-- DIRECTIONS FOR THIS TASK --
Could you turn all the lines below into a numbered list, skipping blank lines and leaving out the pictures?

[Annotated region listings]
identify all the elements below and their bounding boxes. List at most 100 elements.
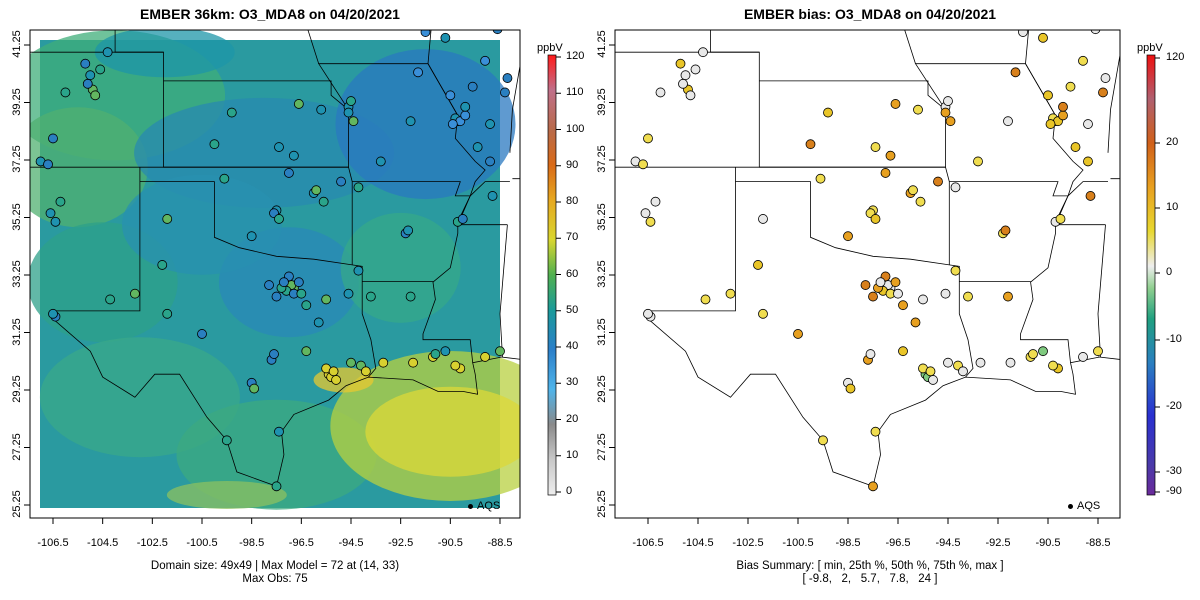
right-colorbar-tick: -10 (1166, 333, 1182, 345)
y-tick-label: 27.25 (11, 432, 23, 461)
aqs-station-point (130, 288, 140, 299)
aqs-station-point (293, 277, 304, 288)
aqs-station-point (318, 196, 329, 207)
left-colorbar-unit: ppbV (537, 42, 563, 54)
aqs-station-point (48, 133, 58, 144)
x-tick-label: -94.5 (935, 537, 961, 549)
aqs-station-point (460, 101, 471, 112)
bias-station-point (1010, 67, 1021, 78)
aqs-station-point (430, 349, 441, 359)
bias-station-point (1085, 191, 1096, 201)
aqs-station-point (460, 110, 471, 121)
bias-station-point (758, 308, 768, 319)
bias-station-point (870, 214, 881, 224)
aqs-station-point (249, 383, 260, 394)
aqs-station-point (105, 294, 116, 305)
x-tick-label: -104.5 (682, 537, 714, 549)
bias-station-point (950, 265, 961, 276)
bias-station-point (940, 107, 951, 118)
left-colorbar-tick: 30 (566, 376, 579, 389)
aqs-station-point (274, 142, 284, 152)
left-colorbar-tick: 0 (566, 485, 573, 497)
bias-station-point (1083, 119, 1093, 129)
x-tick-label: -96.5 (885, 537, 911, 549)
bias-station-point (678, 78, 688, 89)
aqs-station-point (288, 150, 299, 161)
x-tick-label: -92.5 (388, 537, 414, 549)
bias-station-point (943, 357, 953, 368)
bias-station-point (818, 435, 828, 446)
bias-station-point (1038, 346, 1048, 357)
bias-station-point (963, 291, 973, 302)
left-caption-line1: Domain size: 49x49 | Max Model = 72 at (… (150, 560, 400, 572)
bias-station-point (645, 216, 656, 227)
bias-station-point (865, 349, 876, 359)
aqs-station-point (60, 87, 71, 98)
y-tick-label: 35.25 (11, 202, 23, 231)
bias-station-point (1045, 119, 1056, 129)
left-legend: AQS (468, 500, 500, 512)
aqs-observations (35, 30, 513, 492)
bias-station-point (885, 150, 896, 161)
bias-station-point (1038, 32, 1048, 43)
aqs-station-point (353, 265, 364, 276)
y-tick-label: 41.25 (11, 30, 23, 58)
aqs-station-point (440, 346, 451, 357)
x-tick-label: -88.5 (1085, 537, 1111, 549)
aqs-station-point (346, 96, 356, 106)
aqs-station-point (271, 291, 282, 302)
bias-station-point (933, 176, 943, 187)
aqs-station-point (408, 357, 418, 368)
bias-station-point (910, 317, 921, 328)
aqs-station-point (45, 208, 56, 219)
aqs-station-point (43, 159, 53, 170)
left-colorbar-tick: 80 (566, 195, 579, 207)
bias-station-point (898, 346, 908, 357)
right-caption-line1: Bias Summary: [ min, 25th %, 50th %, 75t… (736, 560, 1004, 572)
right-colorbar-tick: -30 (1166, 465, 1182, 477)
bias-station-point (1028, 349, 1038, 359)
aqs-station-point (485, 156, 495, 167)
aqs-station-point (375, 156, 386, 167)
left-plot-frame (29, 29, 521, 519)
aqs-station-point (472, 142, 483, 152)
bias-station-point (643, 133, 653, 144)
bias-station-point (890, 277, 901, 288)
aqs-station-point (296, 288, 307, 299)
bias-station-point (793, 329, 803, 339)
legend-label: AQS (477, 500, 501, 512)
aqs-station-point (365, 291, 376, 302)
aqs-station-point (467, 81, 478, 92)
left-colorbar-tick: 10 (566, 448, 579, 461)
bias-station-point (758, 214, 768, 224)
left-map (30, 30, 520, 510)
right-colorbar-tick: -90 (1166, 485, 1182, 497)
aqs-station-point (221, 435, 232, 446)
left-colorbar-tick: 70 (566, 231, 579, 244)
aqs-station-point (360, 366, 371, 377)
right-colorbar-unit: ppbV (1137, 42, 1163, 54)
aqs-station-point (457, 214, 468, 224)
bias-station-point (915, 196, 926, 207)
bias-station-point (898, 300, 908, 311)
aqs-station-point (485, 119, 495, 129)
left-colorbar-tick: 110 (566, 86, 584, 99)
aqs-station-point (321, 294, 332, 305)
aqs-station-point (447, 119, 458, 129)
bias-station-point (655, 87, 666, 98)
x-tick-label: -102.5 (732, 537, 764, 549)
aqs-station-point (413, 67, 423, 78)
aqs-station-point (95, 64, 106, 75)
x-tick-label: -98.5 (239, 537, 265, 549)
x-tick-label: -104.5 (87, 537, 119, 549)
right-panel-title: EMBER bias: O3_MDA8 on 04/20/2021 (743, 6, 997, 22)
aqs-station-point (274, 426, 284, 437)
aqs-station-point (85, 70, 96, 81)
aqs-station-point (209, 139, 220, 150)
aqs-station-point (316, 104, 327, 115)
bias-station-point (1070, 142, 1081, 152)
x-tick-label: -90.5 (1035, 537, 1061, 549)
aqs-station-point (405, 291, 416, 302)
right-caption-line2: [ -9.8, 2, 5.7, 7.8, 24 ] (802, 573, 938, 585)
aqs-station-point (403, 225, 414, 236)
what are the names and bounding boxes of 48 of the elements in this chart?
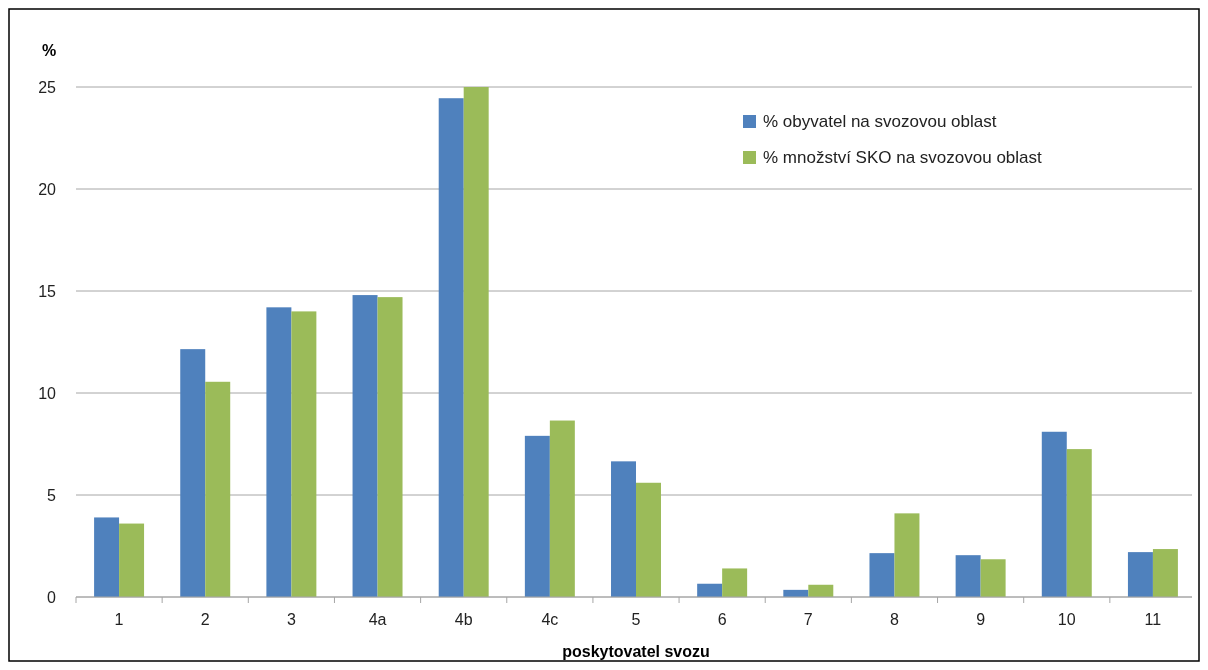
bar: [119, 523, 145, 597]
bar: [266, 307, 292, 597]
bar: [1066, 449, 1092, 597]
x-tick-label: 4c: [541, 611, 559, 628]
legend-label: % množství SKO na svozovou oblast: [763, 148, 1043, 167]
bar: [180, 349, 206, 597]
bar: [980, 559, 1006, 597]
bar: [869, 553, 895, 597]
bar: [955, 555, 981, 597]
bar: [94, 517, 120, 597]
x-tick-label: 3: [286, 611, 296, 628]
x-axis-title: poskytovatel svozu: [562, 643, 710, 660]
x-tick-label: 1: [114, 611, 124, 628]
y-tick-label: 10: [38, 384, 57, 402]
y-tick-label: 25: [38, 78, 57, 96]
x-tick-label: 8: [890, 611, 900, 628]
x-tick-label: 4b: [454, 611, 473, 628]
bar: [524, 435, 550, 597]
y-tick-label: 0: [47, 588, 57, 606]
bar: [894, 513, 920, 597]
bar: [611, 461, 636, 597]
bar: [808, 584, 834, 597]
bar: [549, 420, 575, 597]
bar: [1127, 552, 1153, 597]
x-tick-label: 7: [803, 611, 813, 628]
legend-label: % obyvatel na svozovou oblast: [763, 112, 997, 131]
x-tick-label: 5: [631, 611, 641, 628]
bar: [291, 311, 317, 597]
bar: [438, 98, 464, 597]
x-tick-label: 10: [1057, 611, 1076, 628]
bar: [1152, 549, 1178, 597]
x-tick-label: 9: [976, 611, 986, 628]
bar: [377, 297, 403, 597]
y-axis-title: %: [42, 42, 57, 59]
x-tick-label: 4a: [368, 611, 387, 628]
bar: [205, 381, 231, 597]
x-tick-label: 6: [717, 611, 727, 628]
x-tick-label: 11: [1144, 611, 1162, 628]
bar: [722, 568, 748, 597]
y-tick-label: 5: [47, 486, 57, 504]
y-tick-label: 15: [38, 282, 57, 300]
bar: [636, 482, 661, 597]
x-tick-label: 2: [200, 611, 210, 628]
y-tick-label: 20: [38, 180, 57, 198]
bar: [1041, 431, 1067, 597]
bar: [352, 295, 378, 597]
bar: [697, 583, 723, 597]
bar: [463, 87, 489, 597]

-- SOLUTION --
1. identify all the elements below and their bounding boxes. List at most 100 elements.
2. right-colorbar-tick: -10 (1166, 333, 1182, 345)
3. y-tick-label: 27.25 (11, 432, 23, 461)
4. aqs-station-point (130, 288, 140, 299)
5. aqs-station-point (293, 277, 304, 288)
6. aqs-station-point (318, 196, 329, 207)
7. left-colorbar-unit: ppbV (537, 42, 563, 54)
8. aqs-station-point (48, 133, 58, 144)
9. x-tick-label: -94.5 (935, 537, 961, 549)
10. aqs-station-point (460, 101, 471, 112)
11. bias-station-point (1010, 67, 1021, 78)
12. aqs-station-point (430, 349, 441, 359)
13. bias-station-point (1085, 191, 1096, 201)
14. aqs-station-point (460, 110, 471, 121)
15. bias-station-point (758, 308, 768, 319)
16. bias-station-point (870, 214, 881, 224)
17. aqs-station-point (249, 383, 260, 394)
18. aqs-station-point (105, 294, 116, 305)
19. x-tick-label: -104.5 (682, 537, 714, 549)
20. bias-station-point (950, 265, 961, 276)
21. bias-station-point (940, 107, 951, 118)
22. left-colorbar-tick: 30 (566, 376, 579, 389)
23. aqs-station-point (274, 142, 284, 152)
24. left-colorbar-tick: 0 (566, 485, 573, 497)
25. bias-station-point (1083, 119, 1093, 129)
26. x-tick-label: -96.5 (885, 537, 911, 549)
27. bias-station-point (678, 78, 688, 89)
28. aqs-station-point (288, 150, 299, 161)
29. x-tick-label: -92.5 (388, 537, 414, 549)
30. bias-station-point (943, 357, 953, 368)
31. bias-station-point (818, 435, 828, 446)
32. bias-station-point (1038, 346, 1048, 357)
33. bias-station-point (963, 291, 973, 302)
34. left-caption-line1: Domain size: 49x49 | Max Model = 72 at (… (150, 560, 400, 572)
35. bias-station-point (645, 216, 656, 227)
36. bias-station-point (865, 349, 876, 359)
37. aqs-station-point (60, 87, 71, 98)
38. y-tick-label: 35.25 (11, 202, 23, 231)
39. bias-station-point (1045, 119, 1056, 129)
40. left-legend: AQS (468, 500, 500, 512)
41. aqs-observations (35, 30, 513, 492)
42. bias-station-point (885, 150, 896, 161)
43. bias-station-point (1038, 32, 1048, 43)
44. aqs-station-point (353, 265, 364, 276)
45. y-tick-label: 41.25 (11, 30, 23, 58)
46. aqs-station-point (440, 346, 451, 357)
47. x-tick-label: -88.5 (1085, 537, 1111, 549)
48. aqs-station-point (346, 96, 356, 106)
49. aqs-station-point (271, 291, 282, 302)
50. bias-station-point (933, 176, 943, 187)
51. aqs-station-point (408, 357, 418, 368)
52. bias-station-point (910, 317, 921, 328)
53. aqs-station-point (45, 208, 56, 219)
54. aqs-station-point (43, 159, 53, 170)
55. left-colorbar-tick: 80 (566, 195, 579, 207)
56. bias-station-point (898, 346, 908, 357)
57. right-caption-line1: Bias Summary: [ min, 25th %, 50th %, 75t… (736, 560, 1004, 572)
58. right-colorbar-tick: -30 (1166, 465, 1182, 477)
59. bias-station-point (1028, 349, 1038, 359)
60. aqs-station-point (485, 156, 495, 167)
61. aqs-station-point (375, 156, 386, 167)
62. left-plot-frame (29, 29, 521, 519)
63. aqs-station-point (472, 142, 483, 152)
64. bias-station-point (643, 133, 653, 144)
65. bias-station-point (890, 277, 901, 288)
66. aqs-station-point (296, 288, 307, 299)
67. bias-station-point (793, 329, 803, 339)
68. legend-label: AQS (477, 500, 501, 512)
69. aqs-station-point (365, 291, 376, 302)
70. aqs-station-point (467, 81, 478, 92)
71. left-colorbar-tick: 10 (566, 448, 579, 461)
72. bias-station-point (758, 214, 768, 224)
73. left-map (30, 30, 520, 510)
74. right-colorbar-tick: -90 (1166, 485, 1182, 497)
75. aqs-station-point (221, 435, 232, 446)
76. left-colorbar-tick: 70 (566, 231, 579, 244)
77. aqs-station-point (360, 366, 371, 377)
78. right-colorbar-unit: ppbV (1137, 42, 1163, 54)
79. aqs-station-point (457, 214, 468, 224)
80. bias-station-point (915, 196, 926, 207)
81. bias-station-point (898, 300, 908, 311)
82. aqs-station-point (485, 119, 495, 129)
83. left-colorbar-tick: 110 (566, 86, 584, 99)
84. aqs-station-point (321, 294, 332, 305)
85. aqs-station-point (447, 119, 458, 129)
86. bias-station-point (655, 87, 666, 98)
87. x-tick-label: -102.5 (732, 537, 764, 549)
88. aqs-station-point (413, 67, 423, 78)
89. aqs-station-point (95, 64, 106, 75)
90. x-tick-label: -98.5 (239, 537, 265, 549)
91. x-tick-label: -104.5 (87, 537, 119, 549)
92. right-panel-title: EMBER bias: O3_MDA8 on 04/20/2021 (743, 6, 997, 22)
93. aqs-station-point (274, 426, 284, 437)
94. aqs-station-point (85, 70, 96, 81)
95. aqs-station-point (209, 139, 220, 150)
96. aqs-station-point (316, 104, 327, 115)
97. bias-station-point (1070, 142, 1081, 152)
98. x-tick-label: -90.5 (1035, 537, 1061, 549)
99. aqs-station-point (405, 291, 416, 302)
100. right-caption-line2: [ -9.8, 2, 5.7, 7.8, 24 ] (802, 573, 938, 585)
101. aqs-station-point (403, 225, 414, 236)
102. what are the names and bounding boxes of 48 of the elements in this chart?
103. bar: [119, 523, 145, 597]
104. bar: [266, 307, 292, 597]
105. bar: [1066, 449, 1092, 597]
106. x-tick-label: 4c: [541, 611, 559, 628]
107. legend-label: % množství SKO na svozovou oblast: [763, 148, 1043, 167]
108. bar: [180, 349, 206, 597]
109. bar: [980, 559, 1006, 597]
110. bar: [869, 553, 895, 597]
111. bar: [955, 555, 981, 597]
112. bar: [94, 517, 120, 597]
113. x-tick-label: 3: [286, 611, 296, 628]
114. x-axis-title: poskytovatel svozu: [562, 643, 710, 660]
115. x-tick-label: 1: [114, 611, 124, 628]
116. y-tick-label: 10: [38, 384, 57, 402]
117. y-tick-label: 25: [38, 78, 57, 96]
118. x-tick-label: 8: [890, 611, 900, 628]
119. x-tick-label: 4b: [454, 611, 473, 628]
120. bar: [524, 435, 550, 597]
121. y-tick-label: 0: [47, 588, 57, 606]
122. bar: [894, 513, 920, 597]
123. bar: [611, 461, 636, 597]
124. bar: [808, 584, 834, 597]
125. bar: [549, 420, 575, 597]
126. bar: [1127, 552, 1153, 597]
127. x-tick-label: 7: [803, 611, 813, 628]
128. legend-label: % obyvatel na svozovou oblast: [763, 112, 997, 131]
129. x-tick-label: 5: [631, 611, 641, 628]
130. bar: [291, 311, 317, 597]
131. bar: [438, 98, 464, 597]
132. x-tick-label: 10: [1057, 611, 1076, 628]
133. bar: [1152, 549, 1178, 597]
134. x-tick-label: 9: [976, 611, 986, 628]
135. bar: [377, 297, 403, 597]
136. y-axis-title: %: [42, 42, 57, 59]
137. x-tick-label: 4a: [368, 611, 387, 628]
138. bar: [205, 381, 231, 597]
139. x-tick-label: 6: [717, 611, 727, 628]
140. x-tick-label: 11: [1144, 611, 1162, 628]
141. bar: [722, 568, 748, 597]
142. y-tick-label: 5: [47, 486, 57, 504]
143. y-tick-label: 15: [38, 282, 57, 300]
144. bar: [636, 482, 661, 597]
145. x-tick-label: 2: [200, 611, 210, 628]
146. y-tick-label: 20: [38, 180, 57, 198]
147. bar: [1041, 431, 1067, 597]
148. bar: [352, 295, 378, 597]
149. bar: [697, 583, 723, 597]
150. bar: [463, 87, 489, 597]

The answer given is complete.